Data:
━━━━━━━━━━━━━━━━

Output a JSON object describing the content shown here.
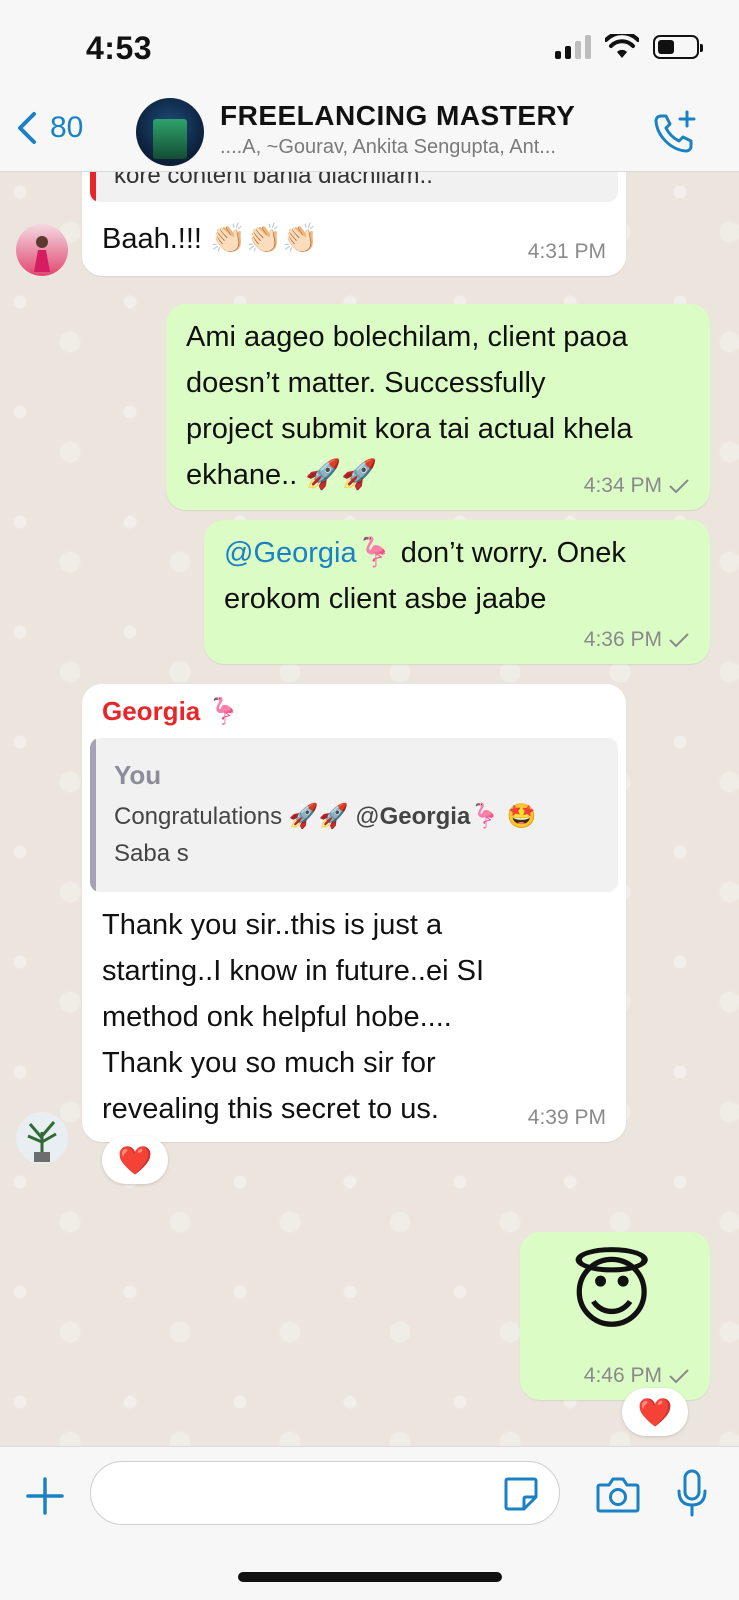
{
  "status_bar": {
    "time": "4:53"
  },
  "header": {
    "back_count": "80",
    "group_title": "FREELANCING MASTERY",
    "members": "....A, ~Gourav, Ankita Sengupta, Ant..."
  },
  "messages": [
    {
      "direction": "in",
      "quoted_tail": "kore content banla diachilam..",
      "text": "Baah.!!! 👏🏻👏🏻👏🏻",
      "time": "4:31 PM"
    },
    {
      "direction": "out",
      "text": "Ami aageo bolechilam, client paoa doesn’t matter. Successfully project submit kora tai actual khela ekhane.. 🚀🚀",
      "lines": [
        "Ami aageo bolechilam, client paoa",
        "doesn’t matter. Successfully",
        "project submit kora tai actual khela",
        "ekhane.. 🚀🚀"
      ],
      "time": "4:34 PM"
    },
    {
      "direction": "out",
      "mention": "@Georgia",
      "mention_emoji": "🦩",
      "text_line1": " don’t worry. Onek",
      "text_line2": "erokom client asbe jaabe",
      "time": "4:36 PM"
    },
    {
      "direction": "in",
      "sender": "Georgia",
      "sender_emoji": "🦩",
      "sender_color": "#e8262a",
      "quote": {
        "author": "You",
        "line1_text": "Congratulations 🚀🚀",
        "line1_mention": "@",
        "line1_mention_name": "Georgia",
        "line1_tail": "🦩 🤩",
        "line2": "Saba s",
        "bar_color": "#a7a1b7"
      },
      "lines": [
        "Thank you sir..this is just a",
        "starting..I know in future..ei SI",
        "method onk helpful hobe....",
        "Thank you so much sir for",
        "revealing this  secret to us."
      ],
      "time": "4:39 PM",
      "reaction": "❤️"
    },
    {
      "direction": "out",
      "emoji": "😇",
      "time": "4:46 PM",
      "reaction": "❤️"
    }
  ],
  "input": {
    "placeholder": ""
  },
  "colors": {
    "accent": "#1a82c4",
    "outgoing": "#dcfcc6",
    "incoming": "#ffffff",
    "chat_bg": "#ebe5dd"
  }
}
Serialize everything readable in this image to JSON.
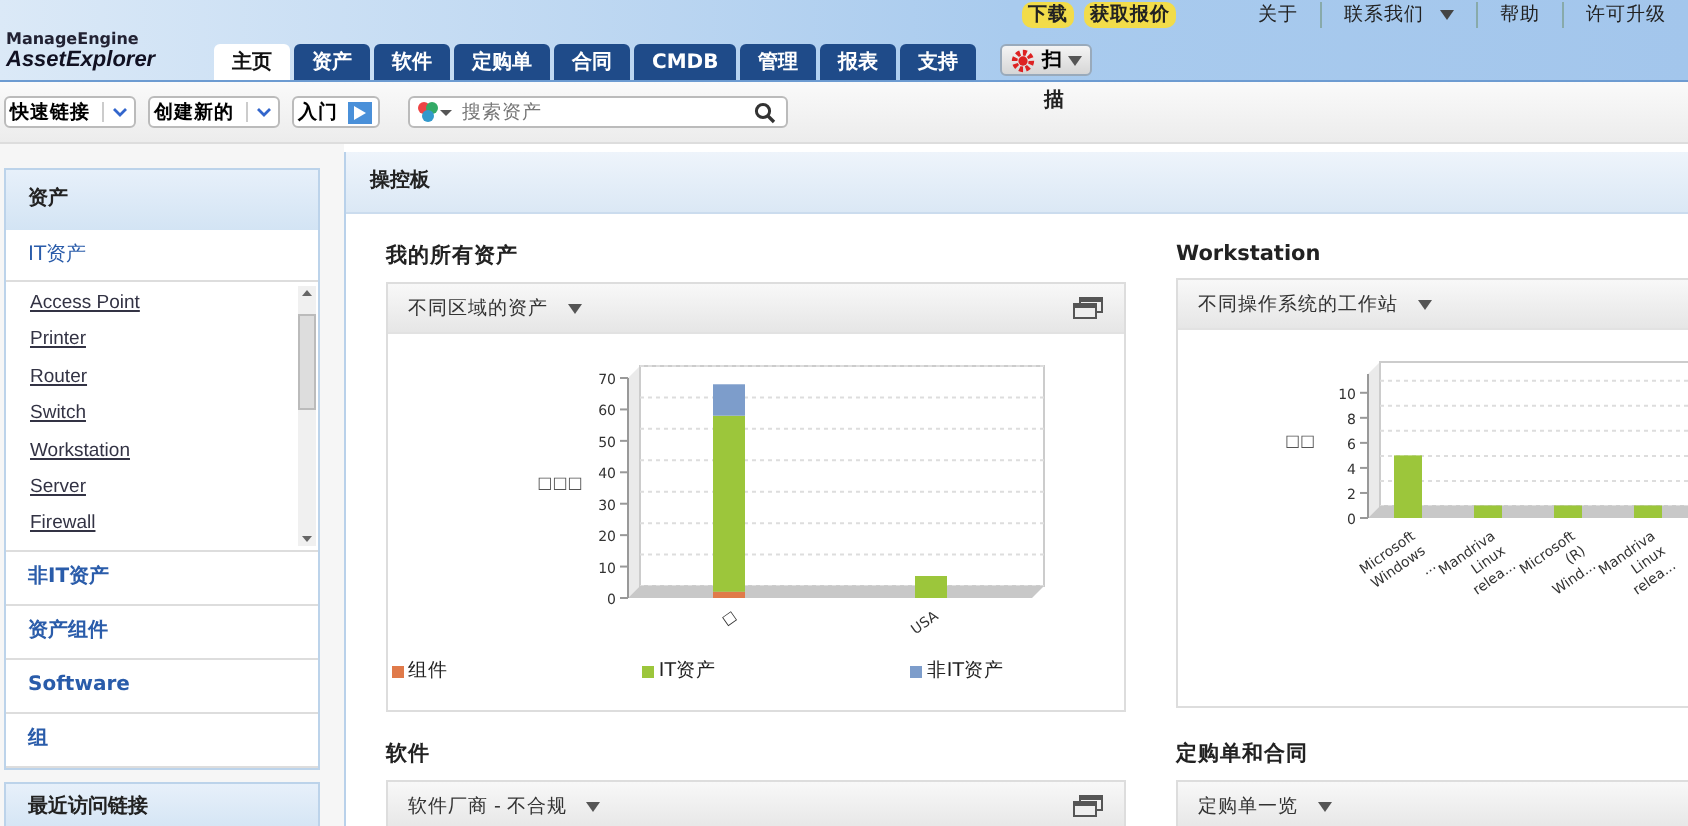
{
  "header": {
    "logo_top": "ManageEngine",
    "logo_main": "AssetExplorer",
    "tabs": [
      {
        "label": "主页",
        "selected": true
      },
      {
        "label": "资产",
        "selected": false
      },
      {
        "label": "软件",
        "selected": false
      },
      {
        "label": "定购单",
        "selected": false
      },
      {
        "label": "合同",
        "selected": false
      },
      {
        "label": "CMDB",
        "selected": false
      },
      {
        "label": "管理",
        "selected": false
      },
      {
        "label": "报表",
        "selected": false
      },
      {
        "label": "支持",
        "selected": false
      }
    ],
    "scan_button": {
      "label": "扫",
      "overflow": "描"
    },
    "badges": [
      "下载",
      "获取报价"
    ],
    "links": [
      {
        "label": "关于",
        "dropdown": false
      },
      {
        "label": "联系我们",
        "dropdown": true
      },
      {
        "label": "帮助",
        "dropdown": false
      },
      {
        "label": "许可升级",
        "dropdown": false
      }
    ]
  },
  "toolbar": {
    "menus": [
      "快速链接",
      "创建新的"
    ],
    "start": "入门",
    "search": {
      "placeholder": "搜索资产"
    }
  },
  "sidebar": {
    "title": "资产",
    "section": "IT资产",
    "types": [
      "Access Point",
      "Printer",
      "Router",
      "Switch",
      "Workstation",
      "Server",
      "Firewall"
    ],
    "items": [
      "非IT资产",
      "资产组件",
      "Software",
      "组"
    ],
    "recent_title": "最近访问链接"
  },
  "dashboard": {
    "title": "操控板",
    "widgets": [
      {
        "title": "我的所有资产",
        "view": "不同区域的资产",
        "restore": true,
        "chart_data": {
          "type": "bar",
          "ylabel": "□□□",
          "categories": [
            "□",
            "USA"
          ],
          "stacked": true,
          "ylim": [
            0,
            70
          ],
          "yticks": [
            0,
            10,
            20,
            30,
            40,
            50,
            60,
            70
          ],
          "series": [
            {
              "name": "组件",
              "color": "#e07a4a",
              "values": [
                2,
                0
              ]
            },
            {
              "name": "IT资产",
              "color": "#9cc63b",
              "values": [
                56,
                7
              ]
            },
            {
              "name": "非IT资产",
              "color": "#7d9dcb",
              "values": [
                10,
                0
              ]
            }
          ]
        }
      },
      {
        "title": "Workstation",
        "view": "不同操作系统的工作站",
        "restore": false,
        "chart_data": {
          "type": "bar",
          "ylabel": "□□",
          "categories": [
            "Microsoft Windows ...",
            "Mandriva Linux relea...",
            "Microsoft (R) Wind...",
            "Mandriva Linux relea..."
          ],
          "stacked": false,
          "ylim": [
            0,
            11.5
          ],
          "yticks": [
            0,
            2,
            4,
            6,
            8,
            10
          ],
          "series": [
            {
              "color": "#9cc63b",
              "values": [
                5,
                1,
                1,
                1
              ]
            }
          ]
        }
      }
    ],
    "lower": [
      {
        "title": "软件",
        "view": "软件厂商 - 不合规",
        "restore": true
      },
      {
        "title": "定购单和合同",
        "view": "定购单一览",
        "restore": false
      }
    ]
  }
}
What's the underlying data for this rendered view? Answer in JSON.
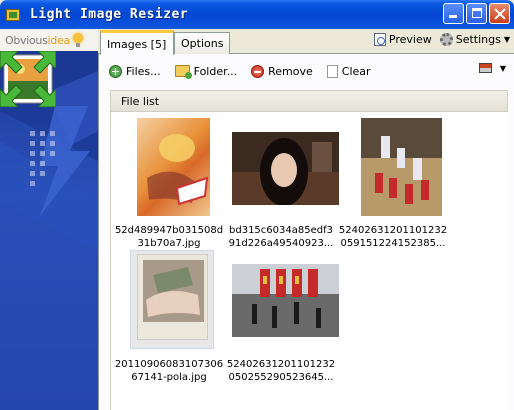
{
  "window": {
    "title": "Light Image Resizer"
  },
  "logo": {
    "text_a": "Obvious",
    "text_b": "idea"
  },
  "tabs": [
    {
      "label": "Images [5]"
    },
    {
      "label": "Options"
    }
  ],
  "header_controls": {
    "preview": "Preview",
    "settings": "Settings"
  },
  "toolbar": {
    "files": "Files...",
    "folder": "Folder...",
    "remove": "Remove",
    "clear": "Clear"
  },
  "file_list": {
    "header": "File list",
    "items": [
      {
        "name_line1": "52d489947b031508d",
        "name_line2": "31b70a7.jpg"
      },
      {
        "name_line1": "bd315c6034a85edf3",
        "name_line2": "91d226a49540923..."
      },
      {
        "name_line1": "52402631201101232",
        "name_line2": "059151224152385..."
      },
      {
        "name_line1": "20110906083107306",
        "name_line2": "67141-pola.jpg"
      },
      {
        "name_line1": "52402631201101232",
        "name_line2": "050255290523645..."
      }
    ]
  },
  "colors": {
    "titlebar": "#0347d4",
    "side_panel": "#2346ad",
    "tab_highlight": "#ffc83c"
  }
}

━━━━━━━━━━━━━━━━

Request: Repeat the entries exactly. Pictures are excluded from the copy.

The answer:
Output a JSON object describing the content shown here.
{
  "status_bar": {
    "time": "4:53"
  },
  "header": {
    "back_count": "80",
    "group_title": "FREELANCING MASTERY",
    "members": "....A, ~Gourav, Ankita Sengupta, Ant..."
  },
  "messages": [
    {
      "direction": "in",
      "quoted_tail": "kore content banla diachilam..",
      "text": "Baah.!!! 👏🏻👏🏻👏🏻",
      "time": "4:31 PM"
    },
    {
      "direction": "out",
      "text": "Ami aageo bolechilam, client paoa doesn’t matter. Successfully project submit kora tai actual khela ekhane.. 🚀🚀",
      "lines": [
        "Ami aageo bolechilam, client paoa",
        "doesn’t matter. Successfully",
        "project submit kora tai actual khela",
        "ekhane.. 🚀🚀"
      ],
      "time": "4:34 PM"
    },
    {
      "direction": "out",
      "mention": "@Georgia",
      "mention_emoji": "🦩",
      "text_line1": " don’t worry. Onek",
      "text_line2": "erokom client asbe jaabe",
      "time": "4:36 PM"
    },
    {
      "direction": "in",
      "sender": "Georgia",
      "sender_emoji": "🦩",
      "sender_color": "#e8262a",
      "quote": {
        "author": "You",
        "line1_text": "Congratulations 🚀🚀",
        "line1_mention": "@",
        "line1_mention_name": "Georgia",
        "line1_tail": "🦩 🤩",
        "line2": "Saba s",
        "bar_color": "#a7a1b7"
      },
      "lines": [
        "Thank you sir..this is just a",
        "starting..I know in future..ei SI",
        "method onk helpful hobe....",
        "Thank you so much sir for",
        "revealing this  secret to us."
      ],
      "time": "4:39 PM",
      "reaction": "❤️"
    },
    {
      "direction": "out",
      "emoji": "😇",
      "time": "4:46 PM",
      "reaction": "❤️"
    }
  ],
  "input": {
    "placeholder": ""
  },
  "colors": {
    "accent": "#1a82c4",
    "outgoing": "#dcfcc6",
    "incoming": "#ffffff",
    "chat_bg": "#ebe5dd"
  }
}
Serialize everything readable in this image to JSON.
{
  "header": {
    "logo_top": "ManageEngine",
    "logo_main": "AssetExplorer",
    "tabs": [
      {
        "label": "主页",
        "selected": true
      },
      {
        "label": "资产",
        "selected": false
      },
      {
        "label": "软件",
        "selected": false
      },
      {
        "label": "定购单",
        "selected": false
      },
      {
        "label": "合同",
        "selected": false
      },
      {
        "label": "CMDB",
        "selected": false
      },
      {
        "label": "管理",
        "selected": false
      },
      {
        "label": "报表",
        "selected": false
      },
      {
        "label": "支持",
        "selected": false
      }
    ],
    "scan_button": {
      "label": "扫",
      "overflow": "描"
    },
    "badges": [
      "下载",
      "获取报价"
    ],
    "links": [
      {
        "label": "关于",
        "dropdown": false
      },
      {
        "label": "联系我们",
        "dropdown": true
      },
      {
        "label": "帮助",
        "dropdown": false
      },
      {
        "label": "许可升级",
        "dropdown": false
      }
    ]
  },
  "toolbar": {
    "menus": [
      "快速链接",
      "创建新的"
    ],
    "start": "入门",
    "search": {
      "placeholder": "搜索资产"
    }
  },
  "sidebar": {
    "title": "资产",
    "section": "IT资产",
    "types": [
      "Access Point",
      "Printer",
      "Router",
      "Switch",
      "Workstation",
      "Server",
      "Firewall"
    ],
    "items": [
      "非IT资产",
      "资产组件",
      "Software",
      "组"
    ],
    "recent_title": "最近访问链接"
  },
  "dashboard": {
    "title": "操控板",
    "widgets": [
      {
        "title": "我的所有资产",
        "view": "不同区域的资产",
        "restore": true,
        "chart_data": {
          "type": "bar",
          "ylabel": "□□□",
          "categories": [
            "□",
            "USA"
          ],
          "stacked": true,
          "ylim": [
            0,
            70
          ],
          "yticks": [
            0,
            10,
            20,
            30,
            40,
            50,
            60,
            70
          ],
          "series": [
            {
              "name": "组件",
              "color": "#e07a4a",
              "values": [
                2,
                0
              ]
            },
            {
              "name": "IT资产",
              "color": "#9cc63b",
              "values": [
                56,
                7
              ]
            },
            {
              "name": "非IT资产",
              "color": "#7d9dcb",
              "values": [
                10,
                0
              ]
            }
          ]
        }
      },
      {
        "title": "Workstation",
        "view": "不同操作系统的工作站",
        "restore": false,
        "chart_data": {
          "type": "bar",
          "ylabel": "□□",
          "categories": [
            "Microsoft Windows ...",
            "Mandriva Linux relea...",
            "Microsoft (R) Wind...",
            "Mandriva Linux relea..."
          ],
          "stacked": false,
          "ylim": [
            0,
            11.5
          ],
          "yticks": [
            0,
            2,
            4,
            6,
            8,
            10
          ],
          "series": [
            {
              "color": "#9cc63b",
              "values": [
                5,
                1,
                1,
                1
              ]
            }
          ]
        }
      }
    ],
    "lower": [
      {
        "title": "软件",
        "view": "软件厂商 - 不合规",
        "restore": true
      },
      {
        "title": "定购单和合同",
        "view": "定购单一览",
        "restore": false
      }
    ]
  }
}
What's the underlying data for this rendered view? Answer in JSON.
{
  "window": {
    "title": "Light Image Resizer"
  },
  "logo": {
    "text_a": "Obvious",
    "text_b": "idea"
  },
  "tabs": [
    {
      "label": "Images [5]"
    },
    {
      "label": "Options"
    }
  ],
  "header_controls": {
    "preview": "Preview",
    "settings": "Settings"
  },
  "toolbar": {
    "files": "Files...",
    "folder": "Folder...",
    "remove": "Remove",
    "clear": "Clear"
  },
  "file_list": {
    "header": "File list",
    "items": [
      {
        "name_line1": "52d489947b031508d",
        "name_line2": "31b70a7.jpg"
      },
      {
        "name_line1": "bd315c6034a85edf3",
        "name_line2": "91d226a49540923..."
      },
      {
        "name_line1": "52402631201101232",
        "name_line2": "059151224152385..."
      },
      {
        "name_line1": "20110906083107306",
        "name_line2": "67141-pola.jpg"
      },
      {
        "name_line1": "52402631201101232",
        "name_line2": "050255290523645..."
      }
    ]
  },
  "colors": {
    "titlebar": "#0347d4",
    "side_panel": "#2346ad",
    "tab_highlight": "#ffc83c"
  }
}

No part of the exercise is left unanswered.